Exercise prompt ▸
Tell how many lines carry the word "Удельный"; the reply is the number and nothing else.

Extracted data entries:
========================================================================

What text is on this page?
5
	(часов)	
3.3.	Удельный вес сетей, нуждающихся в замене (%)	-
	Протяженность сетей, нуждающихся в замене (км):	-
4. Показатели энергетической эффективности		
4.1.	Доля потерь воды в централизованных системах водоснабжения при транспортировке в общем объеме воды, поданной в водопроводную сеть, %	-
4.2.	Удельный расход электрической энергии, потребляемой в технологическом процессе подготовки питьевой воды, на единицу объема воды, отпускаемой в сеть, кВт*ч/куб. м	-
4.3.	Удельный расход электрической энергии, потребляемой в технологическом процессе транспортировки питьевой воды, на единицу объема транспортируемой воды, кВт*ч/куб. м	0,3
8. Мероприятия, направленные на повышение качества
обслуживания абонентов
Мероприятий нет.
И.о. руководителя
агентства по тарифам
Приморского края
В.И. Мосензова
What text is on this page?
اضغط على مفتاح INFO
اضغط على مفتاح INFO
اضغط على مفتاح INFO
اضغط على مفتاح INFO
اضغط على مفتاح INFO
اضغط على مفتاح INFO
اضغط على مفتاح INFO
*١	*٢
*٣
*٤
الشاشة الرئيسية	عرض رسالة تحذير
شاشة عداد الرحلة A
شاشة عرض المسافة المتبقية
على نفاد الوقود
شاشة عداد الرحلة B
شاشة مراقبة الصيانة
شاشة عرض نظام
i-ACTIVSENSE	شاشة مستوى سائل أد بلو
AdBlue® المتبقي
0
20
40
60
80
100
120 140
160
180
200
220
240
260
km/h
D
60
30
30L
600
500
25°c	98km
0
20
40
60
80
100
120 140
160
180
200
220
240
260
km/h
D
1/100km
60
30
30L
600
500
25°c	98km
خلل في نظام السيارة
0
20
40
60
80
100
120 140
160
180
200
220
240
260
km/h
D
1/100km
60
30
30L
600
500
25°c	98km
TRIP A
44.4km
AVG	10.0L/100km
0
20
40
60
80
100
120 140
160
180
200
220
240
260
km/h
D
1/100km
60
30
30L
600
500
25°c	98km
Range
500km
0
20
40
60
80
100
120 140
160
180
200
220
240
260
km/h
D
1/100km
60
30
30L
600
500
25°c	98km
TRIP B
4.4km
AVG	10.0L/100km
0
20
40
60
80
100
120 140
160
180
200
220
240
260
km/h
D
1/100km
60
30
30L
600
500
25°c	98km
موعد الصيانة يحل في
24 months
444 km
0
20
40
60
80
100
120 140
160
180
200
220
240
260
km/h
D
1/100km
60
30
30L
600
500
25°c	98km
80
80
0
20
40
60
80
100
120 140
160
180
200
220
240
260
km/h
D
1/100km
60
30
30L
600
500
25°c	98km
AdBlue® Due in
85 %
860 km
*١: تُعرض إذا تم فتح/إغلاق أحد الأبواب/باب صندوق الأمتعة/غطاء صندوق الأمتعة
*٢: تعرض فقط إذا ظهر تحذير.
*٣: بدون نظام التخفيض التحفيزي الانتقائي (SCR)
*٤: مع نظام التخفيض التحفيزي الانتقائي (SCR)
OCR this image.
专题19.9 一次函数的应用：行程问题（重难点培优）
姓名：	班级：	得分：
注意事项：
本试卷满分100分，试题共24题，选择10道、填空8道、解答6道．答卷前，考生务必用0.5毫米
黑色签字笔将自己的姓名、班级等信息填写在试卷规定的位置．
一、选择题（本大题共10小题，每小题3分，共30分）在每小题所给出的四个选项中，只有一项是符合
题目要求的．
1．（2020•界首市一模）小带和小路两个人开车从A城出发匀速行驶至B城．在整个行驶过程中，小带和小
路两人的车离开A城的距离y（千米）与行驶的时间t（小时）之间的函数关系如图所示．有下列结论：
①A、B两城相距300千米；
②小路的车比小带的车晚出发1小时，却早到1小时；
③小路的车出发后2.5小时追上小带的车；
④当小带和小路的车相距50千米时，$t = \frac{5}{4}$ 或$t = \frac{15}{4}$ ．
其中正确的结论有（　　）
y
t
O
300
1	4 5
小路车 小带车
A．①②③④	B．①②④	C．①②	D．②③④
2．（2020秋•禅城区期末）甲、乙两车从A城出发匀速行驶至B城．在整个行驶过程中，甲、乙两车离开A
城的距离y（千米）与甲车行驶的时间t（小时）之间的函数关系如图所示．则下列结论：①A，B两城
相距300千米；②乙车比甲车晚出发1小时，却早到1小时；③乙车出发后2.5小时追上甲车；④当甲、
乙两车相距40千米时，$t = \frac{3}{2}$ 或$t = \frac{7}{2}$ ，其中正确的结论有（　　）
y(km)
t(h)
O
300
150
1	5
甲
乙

========================================================================

Full answer ▸
3